> **EXERCISE**: Starting at the first line of the entries and ending with the line that contains "show-all-records-label: Show All", render each line as an item in a numbered list, leaving out any blank lines.

> **RECORD LIST**:
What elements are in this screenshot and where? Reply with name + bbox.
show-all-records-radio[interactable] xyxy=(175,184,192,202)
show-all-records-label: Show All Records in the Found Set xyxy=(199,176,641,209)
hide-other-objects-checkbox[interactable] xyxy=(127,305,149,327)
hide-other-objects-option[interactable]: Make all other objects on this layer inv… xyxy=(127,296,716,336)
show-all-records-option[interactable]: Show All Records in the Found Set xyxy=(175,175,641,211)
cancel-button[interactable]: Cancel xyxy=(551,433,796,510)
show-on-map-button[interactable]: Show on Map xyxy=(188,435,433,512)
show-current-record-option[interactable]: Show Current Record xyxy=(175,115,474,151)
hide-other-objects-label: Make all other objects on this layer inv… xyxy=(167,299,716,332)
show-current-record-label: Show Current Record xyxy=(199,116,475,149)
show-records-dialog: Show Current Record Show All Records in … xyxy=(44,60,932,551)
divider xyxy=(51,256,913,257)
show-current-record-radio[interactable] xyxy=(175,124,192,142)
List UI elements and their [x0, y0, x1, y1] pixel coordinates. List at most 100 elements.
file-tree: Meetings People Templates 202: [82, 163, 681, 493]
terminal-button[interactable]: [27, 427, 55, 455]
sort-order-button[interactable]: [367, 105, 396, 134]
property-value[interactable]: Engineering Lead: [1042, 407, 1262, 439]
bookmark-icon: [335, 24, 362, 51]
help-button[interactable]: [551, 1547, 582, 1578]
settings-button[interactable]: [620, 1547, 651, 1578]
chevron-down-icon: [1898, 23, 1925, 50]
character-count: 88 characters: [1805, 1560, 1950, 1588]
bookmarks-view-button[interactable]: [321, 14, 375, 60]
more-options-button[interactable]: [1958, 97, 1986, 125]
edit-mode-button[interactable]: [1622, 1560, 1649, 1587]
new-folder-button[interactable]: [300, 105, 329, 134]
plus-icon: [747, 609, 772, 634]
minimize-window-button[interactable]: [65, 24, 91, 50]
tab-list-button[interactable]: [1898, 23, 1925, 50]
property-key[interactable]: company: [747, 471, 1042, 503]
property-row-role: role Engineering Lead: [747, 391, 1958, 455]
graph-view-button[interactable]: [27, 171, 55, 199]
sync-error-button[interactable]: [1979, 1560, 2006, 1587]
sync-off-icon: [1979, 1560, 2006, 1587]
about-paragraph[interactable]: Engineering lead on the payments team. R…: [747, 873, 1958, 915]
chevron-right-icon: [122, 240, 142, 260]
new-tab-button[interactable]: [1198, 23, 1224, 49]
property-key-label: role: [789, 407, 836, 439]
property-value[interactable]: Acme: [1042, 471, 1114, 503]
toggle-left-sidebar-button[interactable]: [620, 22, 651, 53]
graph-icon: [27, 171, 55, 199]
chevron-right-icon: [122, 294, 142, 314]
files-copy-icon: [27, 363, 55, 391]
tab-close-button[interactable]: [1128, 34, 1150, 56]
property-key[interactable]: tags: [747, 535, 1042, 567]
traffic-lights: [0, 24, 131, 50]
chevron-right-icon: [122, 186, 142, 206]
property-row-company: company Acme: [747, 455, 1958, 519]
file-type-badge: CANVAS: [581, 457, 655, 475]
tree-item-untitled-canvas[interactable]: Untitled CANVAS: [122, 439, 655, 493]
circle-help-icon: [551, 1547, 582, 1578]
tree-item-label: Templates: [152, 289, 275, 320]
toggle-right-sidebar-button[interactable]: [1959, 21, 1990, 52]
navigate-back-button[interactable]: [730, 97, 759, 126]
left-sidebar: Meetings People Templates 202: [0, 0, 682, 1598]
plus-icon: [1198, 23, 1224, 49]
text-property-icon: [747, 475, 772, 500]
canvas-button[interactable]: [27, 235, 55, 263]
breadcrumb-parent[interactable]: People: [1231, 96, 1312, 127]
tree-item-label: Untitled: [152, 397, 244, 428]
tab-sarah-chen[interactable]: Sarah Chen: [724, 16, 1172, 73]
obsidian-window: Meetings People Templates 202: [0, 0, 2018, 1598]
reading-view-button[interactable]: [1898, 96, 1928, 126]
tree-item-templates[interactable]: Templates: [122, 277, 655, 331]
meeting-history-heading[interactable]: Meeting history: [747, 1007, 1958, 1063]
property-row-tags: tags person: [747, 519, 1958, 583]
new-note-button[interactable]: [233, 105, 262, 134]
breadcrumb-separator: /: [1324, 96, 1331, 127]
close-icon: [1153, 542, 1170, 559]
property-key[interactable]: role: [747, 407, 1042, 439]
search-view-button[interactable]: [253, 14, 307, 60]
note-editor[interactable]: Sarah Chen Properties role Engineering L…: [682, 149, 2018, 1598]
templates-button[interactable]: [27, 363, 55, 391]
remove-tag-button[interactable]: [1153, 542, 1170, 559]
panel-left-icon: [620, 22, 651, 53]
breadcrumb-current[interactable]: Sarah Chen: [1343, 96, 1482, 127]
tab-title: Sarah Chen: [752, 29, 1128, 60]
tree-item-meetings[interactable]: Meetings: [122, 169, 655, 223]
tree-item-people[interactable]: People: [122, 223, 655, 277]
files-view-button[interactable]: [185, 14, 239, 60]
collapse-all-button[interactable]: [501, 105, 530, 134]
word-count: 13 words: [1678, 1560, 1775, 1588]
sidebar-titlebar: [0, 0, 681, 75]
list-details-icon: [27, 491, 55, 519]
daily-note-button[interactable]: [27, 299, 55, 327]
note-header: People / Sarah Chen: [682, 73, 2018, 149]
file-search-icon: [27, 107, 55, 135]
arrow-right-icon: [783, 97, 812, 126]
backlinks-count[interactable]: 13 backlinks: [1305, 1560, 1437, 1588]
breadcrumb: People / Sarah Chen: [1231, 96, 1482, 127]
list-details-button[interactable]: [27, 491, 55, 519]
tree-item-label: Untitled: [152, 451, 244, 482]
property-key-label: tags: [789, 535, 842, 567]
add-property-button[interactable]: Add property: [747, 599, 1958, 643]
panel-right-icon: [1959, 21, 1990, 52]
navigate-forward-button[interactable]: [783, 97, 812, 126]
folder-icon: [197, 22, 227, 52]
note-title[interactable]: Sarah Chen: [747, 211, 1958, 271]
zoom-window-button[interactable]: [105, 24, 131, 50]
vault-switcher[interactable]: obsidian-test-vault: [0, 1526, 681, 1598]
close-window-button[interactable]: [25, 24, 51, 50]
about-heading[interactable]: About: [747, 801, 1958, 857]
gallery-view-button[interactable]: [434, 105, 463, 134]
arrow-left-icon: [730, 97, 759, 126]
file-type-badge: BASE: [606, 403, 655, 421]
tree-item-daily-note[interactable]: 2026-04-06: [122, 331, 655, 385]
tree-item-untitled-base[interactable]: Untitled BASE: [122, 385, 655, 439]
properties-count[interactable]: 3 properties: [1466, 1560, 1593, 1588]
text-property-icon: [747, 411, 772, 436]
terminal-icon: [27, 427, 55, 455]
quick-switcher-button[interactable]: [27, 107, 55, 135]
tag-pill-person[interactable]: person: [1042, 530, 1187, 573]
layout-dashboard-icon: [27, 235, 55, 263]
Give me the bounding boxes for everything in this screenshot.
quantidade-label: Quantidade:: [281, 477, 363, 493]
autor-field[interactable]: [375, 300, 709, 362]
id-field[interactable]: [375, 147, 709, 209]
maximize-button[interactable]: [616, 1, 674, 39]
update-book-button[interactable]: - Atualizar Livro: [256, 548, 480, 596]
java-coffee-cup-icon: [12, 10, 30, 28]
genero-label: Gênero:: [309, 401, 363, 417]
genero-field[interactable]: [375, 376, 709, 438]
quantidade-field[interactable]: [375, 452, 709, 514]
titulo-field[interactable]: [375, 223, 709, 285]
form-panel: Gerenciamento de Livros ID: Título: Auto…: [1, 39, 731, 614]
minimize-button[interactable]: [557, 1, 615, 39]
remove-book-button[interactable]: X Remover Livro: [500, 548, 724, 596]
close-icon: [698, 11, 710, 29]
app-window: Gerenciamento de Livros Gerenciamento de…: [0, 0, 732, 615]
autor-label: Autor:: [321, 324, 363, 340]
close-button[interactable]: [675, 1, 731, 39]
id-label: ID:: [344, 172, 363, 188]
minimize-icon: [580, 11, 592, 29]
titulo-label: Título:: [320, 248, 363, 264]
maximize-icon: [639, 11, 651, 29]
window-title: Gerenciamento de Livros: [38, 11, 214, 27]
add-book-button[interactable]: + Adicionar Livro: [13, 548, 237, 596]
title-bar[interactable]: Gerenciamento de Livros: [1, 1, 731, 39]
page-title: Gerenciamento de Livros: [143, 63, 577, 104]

> **OUTPUT FOR THIS TASK**:
1. What elements are in this screenshot and where? Reply with name + bbox.
2. show-all-records-radio[interactable] xyxy=(175,184,192,202)
3. show-all-records-label: Show All Records in the Found Set xyxy=(199,176,641,209)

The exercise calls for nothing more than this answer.